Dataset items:
####
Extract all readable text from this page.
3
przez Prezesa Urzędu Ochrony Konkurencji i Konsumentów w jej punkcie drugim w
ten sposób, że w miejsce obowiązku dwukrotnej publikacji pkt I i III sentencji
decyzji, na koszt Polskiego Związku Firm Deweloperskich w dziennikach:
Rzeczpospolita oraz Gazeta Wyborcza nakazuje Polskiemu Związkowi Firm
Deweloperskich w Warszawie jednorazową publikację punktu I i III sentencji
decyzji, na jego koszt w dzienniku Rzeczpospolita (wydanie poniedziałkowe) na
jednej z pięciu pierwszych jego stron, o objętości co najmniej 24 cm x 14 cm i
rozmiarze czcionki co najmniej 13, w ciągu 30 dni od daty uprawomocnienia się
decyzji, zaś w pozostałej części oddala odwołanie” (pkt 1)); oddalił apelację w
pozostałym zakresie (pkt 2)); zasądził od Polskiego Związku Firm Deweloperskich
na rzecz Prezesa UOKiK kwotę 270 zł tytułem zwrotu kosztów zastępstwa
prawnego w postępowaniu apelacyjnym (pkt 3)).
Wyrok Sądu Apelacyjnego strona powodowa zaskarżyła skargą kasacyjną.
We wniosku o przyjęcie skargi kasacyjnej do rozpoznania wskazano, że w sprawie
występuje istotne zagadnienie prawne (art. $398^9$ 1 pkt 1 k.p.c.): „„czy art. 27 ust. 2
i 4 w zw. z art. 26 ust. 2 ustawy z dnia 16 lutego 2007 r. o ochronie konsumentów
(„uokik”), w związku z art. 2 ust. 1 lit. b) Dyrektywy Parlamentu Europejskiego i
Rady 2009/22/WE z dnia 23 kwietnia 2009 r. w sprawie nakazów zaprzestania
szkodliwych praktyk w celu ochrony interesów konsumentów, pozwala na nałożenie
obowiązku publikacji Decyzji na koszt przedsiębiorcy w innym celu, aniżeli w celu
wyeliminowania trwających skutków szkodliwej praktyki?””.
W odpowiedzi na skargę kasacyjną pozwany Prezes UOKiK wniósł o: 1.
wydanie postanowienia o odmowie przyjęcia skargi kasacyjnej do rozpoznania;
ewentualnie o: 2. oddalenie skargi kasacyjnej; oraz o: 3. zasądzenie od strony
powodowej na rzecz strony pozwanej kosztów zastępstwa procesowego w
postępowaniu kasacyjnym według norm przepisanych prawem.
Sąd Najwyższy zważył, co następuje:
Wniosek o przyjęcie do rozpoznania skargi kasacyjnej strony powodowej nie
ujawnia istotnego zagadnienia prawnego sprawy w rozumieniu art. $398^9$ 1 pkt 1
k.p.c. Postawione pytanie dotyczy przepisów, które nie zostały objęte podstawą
####
◆ Work to be completed: Copy each entry exactly, with nothing added or dropped.

◆ Task answer:
Extract all readable text from this page.
3
przez Prezesa Urzędu Ochrony Konkurencji i Konsumentów w jej punkcie drugim w
ten sposób, że w miejsce obowiązku dwukrotnej publikacji pkt I i III sentencji
decyzji, na koszt Polskiego Związku Firm Deweloperskich w dziennikach:
Rzeczpospolita oraz Gazeta Wyborcza nakazuje Polskiemu Związkowi Firm
Deweloperskich w Warszawie jednorazową publikację punktu I i III sentencji
decyzji, na jego koszt w dzienniku Rzeczpospolita (wydanie poniedziałkowe) na
jednej z pięciu pierwszych jego stron, o objętości co najmniej 24 cm x 14 cm i
rozmiarze czcionki co najmniej 13, w ciągu 30 dni od daty uprawomocnienia się
decyzji, zaś w pozostałej części oddala odwołanie” (pkt 1)); oddalił apelację w
pozostałym zakresie (pkt 2)); zasądził od Polskiego Związku Firm Deweloperskich
na rzecz Prezesa UOKiK kwotę 270 zł tytułem zwrotu kosztów zastępstwa
prawnego w postępowaniu apelacyjnym (pkt 3)).
Wyrok Sądu Apelacyjnego strona powodowa zaskarżyła skargą kasacyjną.
We wniosku o przyjęcie skargi kasacyjnej do rozpoznania wskazano, że w sprawie
występuje istotne zagadnienie prawne (art. $398^9$ 1 pkt 1 k.p.c.): „„czy art. 27 ust. 2
i 4 w zw. z art. 26 ust. 2 ustawy z dnia 16 lutego 2007 r. o ochronie konsumentów
(„uokik”), w związku z art. 2 ust. 1 lit. b) Dyrektywy Parlamentu Europejskiego i
Rady 2009/22/WE z dnia 23 kwietnia 2009 r. w sprawie nakazów zaprzestania
szkodliwych praktyk w celu ochrony interesów konsumentów, pozwala na nałożenie
obowiązku publikacji Decyzji na koszt przedsiębiorcy w innym celu, aniżeli w celu
wyeliminowania trwających skutków szkodliwej praktyki?””.
W odpowiedzi na skargę kasacyjną pozwany Prezes UOKiK wniósł o: 1.
wydanie postanowienia o odmowie przyjęcia skargi kasacyjnej do rozpoznania;
ewentualnie o: 2. oddalenie skargi kasacyjnej; oraz o: 3. zasądzenie od strony
powodowej na rzecz strony pozwanej kosztów zastępstwa procesowego w
postępowaniu kasacyjnym według norm przepisanych prawem.
Sąd Najwyższy zważył, co następuje:
Wniosek o przyjęcie do rozpoznania skargi kasacyjnej strony powodowej nie
ujawnia istotnego zagadnienia prawnego sprawy w rozumieniu art. $398^9$ 1 pkt 1
k.p.c. Postawione pytanie dotyczy przepisów, które nie zostały objęte podstawą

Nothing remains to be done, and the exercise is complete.